What is needed |
Copy the rows below word for word, from the line containing "candle-body <box>781 81 784 90</box>" through the line containing "candle-body <box>85 263 88 266</box>", with both of those lines included.

Records for this task |

-.-.-

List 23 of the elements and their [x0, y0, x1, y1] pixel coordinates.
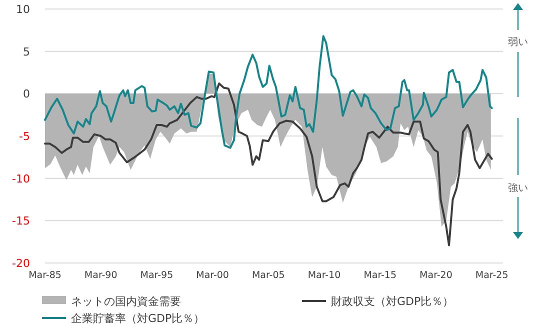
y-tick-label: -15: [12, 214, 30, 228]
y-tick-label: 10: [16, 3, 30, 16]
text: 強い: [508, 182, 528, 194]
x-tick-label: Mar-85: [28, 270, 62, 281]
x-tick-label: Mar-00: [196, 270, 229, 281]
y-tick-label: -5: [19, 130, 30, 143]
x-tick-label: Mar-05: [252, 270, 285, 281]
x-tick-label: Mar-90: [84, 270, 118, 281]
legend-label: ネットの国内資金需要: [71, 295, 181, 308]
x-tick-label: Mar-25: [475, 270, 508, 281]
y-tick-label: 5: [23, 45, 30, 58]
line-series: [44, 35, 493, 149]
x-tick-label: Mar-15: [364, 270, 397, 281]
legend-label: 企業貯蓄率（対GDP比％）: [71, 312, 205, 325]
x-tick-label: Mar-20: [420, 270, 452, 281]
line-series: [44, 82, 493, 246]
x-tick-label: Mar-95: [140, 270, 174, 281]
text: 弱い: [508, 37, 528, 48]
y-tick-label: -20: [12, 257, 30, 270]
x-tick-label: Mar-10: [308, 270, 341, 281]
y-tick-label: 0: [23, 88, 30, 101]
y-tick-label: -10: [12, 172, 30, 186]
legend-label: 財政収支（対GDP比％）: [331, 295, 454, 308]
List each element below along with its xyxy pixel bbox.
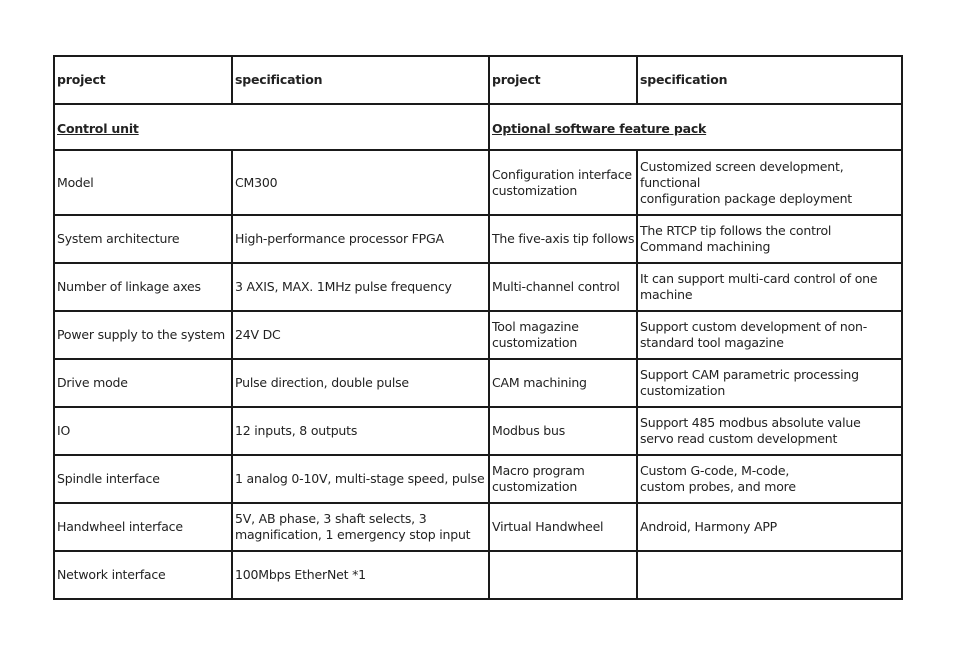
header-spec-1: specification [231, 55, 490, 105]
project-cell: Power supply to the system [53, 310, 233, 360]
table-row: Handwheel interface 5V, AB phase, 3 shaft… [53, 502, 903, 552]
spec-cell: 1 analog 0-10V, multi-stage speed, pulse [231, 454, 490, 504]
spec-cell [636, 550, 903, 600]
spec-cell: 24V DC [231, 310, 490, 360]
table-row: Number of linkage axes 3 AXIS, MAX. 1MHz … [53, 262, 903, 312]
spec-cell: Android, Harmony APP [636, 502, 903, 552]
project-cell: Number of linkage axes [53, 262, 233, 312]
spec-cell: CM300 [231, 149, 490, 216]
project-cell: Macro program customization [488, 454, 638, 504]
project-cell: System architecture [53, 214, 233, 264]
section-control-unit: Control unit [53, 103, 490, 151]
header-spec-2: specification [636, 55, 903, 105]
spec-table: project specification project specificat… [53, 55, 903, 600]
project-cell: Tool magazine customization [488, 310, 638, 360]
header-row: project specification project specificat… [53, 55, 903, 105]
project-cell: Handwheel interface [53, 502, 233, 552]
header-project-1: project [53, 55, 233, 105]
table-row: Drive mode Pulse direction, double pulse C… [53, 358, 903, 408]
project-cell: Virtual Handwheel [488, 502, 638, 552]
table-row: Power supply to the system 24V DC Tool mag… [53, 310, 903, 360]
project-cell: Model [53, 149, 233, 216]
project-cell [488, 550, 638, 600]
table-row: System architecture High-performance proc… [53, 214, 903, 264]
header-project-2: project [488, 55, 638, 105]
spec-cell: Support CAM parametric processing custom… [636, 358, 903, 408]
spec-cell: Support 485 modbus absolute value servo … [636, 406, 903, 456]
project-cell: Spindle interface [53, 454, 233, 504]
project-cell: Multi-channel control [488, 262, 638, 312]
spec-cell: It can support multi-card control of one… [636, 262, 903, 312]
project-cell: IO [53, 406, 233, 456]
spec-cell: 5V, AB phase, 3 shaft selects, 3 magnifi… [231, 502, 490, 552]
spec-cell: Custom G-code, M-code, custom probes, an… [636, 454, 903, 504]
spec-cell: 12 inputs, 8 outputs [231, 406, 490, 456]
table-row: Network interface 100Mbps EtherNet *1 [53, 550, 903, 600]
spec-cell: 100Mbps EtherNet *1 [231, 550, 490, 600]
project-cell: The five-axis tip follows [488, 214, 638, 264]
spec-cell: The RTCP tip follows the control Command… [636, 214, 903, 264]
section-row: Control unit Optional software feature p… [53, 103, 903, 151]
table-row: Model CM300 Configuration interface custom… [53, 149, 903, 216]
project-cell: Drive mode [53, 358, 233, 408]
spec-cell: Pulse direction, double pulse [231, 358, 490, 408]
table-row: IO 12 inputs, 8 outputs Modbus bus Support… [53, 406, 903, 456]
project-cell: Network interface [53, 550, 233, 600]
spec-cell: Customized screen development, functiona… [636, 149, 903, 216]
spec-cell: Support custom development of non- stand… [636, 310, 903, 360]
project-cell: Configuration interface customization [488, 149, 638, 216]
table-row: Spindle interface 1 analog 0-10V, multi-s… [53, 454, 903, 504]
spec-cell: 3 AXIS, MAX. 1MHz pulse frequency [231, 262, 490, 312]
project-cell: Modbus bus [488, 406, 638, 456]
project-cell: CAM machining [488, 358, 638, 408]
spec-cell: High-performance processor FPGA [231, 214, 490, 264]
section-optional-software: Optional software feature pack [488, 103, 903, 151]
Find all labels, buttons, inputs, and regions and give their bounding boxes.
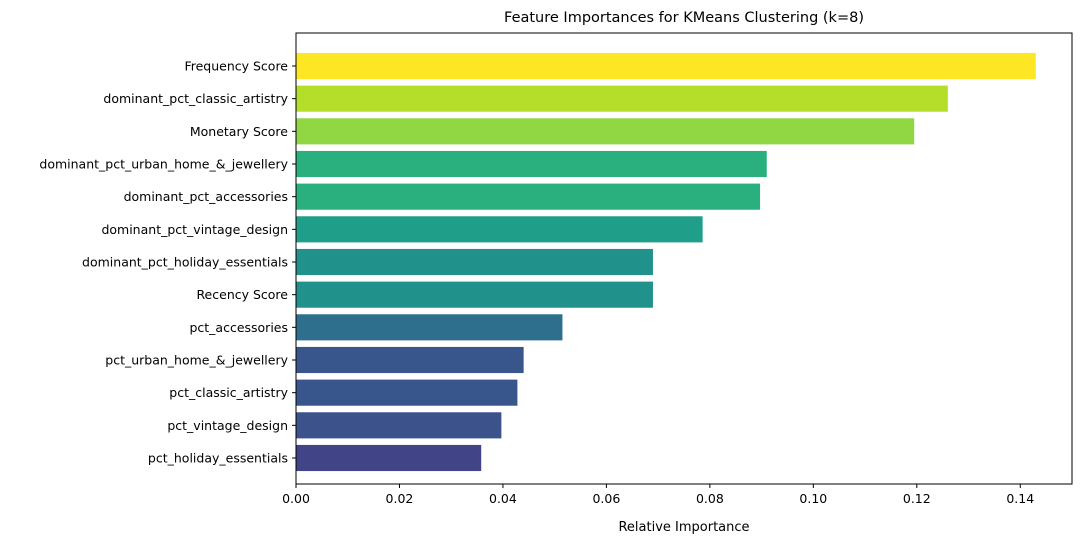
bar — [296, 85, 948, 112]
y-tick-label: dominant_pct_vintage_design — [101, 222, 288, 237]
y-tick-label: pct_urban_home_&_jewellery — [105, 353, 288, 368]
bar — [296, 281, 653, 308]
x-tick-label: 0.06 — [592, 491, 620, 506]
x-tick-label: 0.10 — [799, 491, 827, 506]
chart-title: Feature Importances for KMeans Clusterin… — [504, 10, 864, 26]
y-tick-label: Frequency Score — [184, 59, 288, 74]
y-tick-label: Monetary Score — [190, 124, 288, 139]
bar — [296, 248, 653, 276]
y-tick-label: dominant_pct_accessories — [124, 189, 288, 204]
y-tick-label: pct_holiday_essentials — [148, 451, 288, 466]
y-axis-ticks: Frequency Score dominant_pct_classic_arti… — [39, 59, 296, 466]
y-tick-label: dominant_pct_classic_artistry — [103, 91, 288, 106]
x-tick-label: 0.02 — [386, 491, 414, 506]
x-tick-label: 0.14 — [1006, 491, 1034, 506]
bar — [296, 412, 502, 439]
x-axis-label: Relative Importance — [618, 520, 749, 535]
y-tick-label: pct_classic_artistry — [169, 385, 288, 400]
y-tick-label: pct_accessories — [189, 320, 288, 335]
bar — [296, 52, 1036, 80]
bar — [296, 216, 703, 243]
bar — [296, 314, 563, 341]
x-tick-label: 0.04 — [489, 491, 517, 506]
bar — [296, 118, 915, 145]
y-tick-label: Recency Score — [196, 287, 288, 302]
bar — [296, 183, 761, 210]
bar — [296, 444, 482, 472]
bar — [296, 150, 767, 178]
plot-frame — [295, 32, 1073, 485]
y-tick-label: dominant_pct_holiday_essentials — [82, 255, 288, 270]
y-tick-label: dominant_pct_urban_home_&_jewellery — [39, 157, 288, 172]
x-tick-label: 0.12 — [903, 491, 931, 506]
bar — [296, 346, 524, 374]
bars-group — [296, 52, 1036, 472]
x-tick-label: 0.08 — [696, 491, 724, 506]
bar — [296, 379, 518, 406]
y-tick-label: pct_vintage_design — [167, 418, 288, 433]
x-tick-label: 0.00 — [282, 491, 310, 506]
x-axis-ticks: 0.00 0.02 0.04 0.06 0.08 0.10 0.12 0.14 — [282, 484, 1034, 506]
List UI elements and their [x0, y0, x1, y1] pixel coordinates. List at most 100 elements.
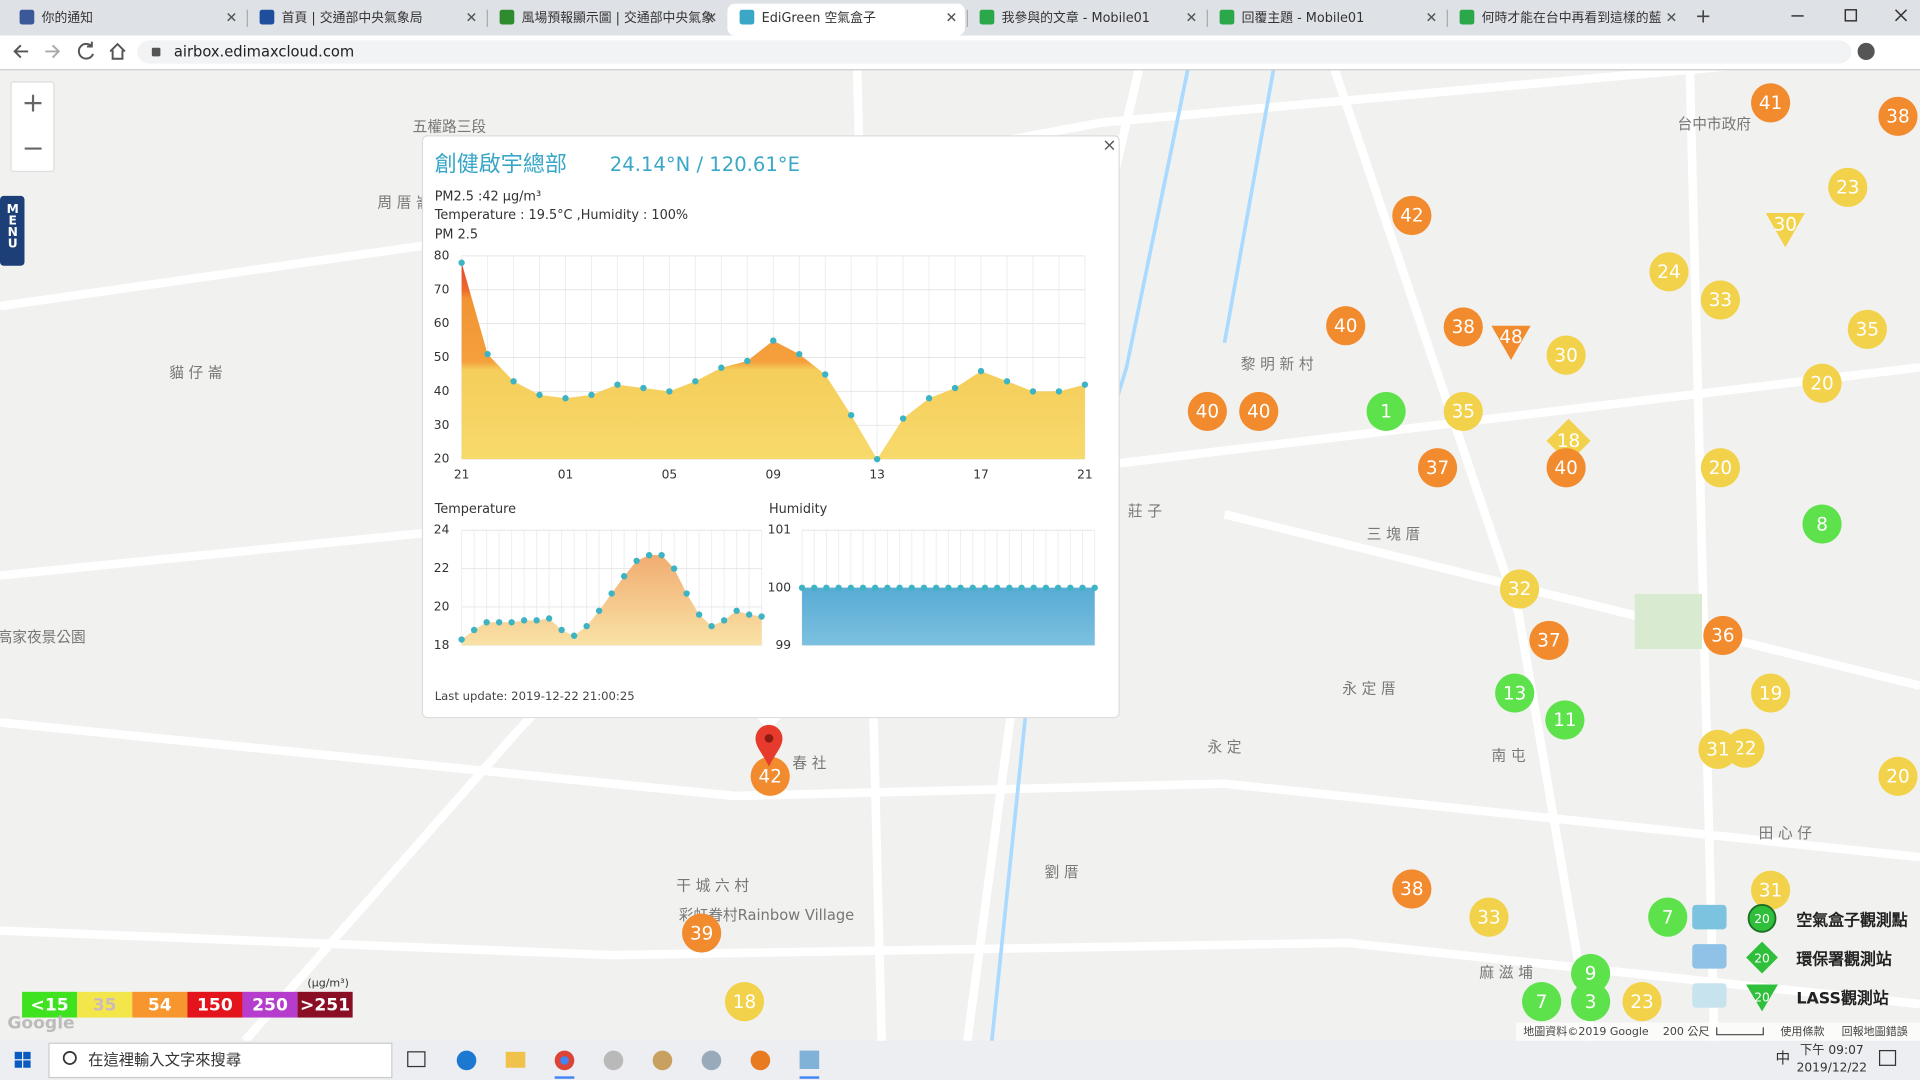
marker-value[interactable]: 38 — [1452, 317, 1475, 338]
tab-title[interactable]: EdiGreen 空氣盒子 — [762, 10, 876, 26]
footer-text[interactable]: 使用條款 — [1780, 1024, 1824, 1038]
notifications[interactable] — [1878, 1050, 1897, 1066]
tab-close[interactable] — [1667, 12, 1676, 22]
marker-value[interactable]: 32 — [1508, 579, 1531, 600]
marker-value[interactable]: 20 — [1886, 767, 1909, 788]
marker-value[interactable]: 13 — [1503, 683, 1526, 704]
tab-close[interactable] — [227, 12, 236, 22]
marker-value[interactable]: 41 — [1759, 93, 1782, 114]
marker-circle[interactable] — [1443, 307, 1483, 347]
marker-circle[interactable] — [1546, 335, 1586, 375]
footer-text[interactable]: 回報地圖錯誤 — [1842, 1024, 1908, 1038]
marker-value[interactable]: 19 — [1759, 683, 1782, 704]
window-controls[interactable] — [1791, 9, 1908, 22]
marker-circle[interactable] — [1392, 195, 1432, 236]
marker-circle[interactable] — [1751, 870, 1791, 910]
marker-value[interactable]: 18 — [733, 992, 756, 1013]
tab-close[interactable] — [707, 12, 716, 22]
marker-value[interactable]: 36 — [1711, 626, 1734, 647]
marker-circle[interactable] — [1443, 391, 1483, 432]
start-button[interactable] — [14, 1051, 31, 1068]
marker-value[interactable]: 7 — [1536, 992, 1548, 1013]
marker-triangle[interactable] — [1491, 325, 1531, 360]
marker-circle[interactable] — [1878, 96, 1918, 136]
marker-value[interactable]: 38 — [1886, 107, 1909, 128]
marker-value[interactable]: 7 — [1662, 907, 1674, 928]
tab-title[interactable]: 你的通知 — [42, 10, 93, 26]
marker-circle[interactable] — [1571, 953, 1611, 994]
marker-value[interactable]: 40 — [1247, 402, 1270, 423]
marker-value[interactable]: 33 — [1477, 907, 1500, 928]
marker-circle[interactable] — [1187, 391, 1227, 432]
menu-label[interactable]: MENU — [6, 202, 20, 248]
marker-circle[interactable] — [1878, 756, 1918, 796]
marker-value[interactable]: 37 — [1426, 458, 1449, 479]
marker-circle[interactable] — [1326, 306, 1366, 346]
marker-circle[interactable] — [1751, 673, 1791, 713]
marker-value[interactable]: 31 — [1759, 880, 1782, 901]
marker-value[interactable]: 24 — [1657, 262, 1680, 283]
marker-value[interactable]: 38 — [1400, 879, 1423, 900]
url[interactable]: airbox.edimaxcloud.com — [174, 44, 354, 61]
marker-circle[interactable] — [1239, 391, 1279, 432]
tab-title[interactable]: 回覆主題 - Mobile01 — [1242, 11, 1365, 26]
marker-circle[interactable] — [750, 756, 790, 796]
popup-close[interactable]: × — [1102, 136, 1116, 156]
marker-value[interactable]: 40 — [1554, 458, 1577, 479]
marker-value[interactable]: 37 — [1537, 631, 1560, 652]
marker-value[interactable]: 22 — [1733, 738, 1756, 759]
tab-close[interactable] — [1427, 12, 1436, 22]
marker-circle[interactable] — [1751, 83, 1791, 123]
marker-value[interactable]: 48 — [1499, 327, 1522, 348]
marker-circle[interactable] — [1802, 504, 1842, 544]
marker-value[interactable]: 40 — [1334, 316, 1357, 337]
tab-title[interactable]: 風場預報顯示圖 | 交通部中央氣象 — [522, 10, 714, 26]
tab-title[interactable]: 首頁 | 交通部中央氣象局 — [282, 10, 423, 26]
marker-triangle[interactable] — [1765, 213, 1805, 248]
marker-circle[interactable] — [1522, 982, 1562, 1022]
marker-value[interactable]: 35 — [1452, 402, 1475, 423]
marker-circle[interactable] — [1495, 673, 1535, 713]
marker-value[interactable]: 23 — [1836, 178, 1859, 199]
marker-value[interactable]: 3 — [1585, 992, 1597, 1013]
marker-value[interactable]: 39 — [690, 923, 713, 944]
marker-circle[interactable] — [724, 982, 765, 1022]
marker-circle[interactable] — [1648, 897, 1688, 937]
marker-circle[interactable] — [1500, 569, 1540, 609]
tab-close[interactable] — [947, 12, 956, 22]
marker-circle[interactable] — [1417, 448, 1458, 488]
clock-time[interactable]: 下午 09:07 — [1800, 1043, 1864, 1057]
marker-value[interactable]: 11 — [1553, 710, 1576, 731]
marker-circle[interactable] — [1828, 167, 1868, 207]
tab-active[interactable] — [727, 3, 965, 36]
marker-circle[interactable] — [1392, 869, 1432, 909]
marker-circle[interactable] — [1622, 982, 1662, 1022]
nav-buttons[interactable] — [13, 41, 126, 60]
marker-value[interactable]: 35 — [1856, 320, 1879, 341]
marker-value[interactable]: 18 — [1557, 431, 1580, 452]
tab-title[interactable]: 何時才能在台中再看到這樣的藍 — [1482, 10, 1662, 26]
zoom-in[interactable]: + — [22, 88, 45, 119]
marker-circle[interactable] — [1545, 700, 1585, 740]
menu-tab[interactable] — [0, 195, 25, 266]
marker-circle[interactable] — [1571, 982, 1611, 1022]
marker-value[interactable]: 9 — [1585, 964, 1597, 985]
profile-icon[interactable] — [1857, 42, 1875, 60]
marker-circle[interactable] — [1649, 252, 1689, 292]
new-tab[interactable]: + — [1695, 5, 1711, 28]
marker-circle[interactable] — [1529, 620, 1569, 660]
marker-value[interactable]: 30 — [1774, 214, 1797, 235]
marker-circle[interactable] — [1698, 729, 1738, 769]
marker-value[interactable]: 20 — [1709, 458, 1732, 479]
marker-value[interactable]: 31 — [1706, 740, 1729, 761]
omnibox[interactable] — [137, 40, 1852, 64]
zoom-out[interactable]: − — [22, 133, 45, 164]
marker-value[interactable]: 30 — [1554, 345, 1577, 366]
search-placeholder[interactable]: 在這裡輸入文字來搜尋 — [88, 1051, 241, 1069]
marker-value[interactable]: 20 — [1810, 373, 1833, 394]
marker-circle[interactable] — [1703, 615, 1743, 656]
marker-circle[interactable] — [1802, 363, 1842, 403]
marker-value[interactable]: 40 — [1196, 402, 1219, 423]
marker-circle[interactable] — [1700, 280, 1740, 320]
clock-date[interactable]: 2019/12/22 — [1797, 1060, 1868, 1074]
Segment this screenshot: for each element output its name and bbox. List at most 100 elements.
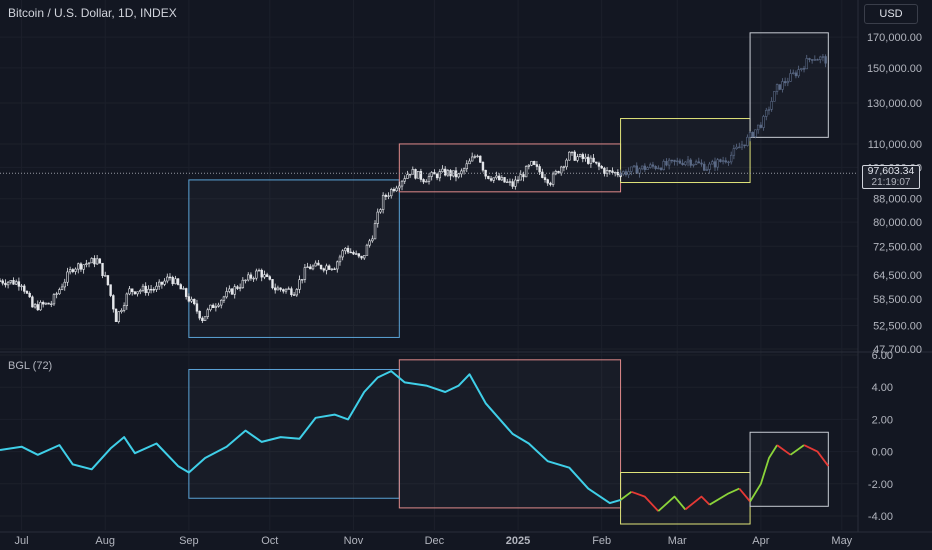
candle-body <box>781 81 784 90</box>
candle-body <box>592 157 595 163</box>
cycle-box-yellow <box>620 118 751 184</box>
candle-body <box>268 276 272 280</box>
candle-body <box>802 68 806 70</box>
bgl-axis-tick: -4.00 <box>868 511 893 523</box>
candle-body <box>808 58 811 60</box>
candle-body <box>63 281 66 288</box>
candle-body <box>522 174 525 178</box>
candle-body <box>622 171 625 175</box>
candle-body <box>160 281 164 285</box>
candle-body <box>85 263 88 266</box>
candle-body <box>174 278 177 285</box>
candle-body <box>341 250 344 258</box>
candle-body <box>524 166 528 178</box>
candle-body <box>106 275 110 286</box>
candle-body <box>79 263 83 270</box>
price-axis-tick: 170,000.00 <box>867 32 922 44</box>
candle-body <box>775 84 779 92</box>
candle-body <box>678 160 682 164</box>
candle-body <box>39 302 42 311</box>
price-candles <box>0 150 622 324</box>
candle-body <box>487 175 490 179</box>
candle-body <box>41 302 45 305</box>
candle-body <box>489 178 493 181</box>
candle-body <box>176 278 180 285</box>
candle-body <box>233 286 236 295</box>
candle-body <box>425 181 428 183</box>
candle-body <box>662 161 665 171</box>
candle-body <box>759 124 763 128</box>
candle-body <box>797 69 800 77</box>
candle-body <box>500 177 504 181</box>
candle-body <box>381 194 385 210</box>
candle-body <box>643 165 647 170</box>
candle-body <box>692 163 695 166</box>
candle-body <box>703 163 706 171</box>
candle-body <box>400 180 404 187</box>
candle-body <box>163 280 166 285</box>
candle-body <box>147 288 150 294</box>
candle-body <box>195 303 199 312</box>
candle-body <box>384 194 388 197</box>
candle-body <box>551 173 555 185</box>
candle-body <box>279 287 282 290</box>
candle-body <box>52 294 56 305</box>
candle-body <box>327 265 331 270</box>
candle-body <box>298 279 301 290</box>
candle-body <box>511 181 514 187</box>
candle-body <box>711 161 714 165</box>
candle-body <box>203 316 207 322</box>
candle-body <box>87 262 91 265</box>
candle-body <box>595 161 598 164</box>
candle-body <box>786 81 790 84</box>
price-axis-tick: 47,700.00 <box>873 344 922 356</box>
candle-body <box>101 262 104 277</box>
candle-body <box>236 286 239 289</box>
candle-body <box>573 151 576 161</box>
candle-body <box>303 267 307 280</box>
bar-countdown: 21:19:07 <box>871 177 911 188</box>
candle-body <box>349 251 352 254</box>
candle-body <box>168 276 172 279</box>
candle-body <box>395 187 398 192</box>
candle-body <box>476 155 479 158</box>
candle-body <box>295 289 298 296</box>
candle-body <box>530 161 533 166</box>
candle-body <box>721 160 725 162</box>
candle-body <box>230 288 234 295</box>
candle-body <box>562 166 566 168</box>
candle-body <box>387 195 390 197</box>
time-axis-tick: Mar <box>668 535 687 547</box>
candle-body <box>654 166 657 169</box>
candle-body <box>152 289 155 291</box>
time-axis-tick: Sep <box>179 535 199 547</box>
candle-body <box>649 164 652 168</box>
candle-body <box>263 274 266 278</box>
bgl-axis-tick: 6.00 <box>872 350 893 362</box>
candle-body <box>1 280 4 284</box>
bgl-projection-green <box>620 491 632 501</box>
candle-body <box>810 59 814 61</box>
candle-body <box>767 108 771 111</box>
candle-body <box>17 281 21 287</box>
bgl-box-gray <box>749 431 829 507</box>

-.-.-

Written solution |
candle-body <box>781 81 784 90</box>
candle-body <box>592 157 595 163</box>
cycle-box-yellow <box>620 118 751 184</box>
candle-body <box>268 276 272 280</box>
candle-body <box>802 68 806 70</box>
bgl-axis-tick: -4.00 <box>868 511 893 523</box>
candle-body <box>808 58 811 60</box>
candle-body <box>63 281 66 288</box>
candle-body <box>522 174 525 178</box>
candle-body <box>622 171 625 175</box>
candle-body <box>160 281 164 285</box>
candle-body <box>85 263 88 266</box>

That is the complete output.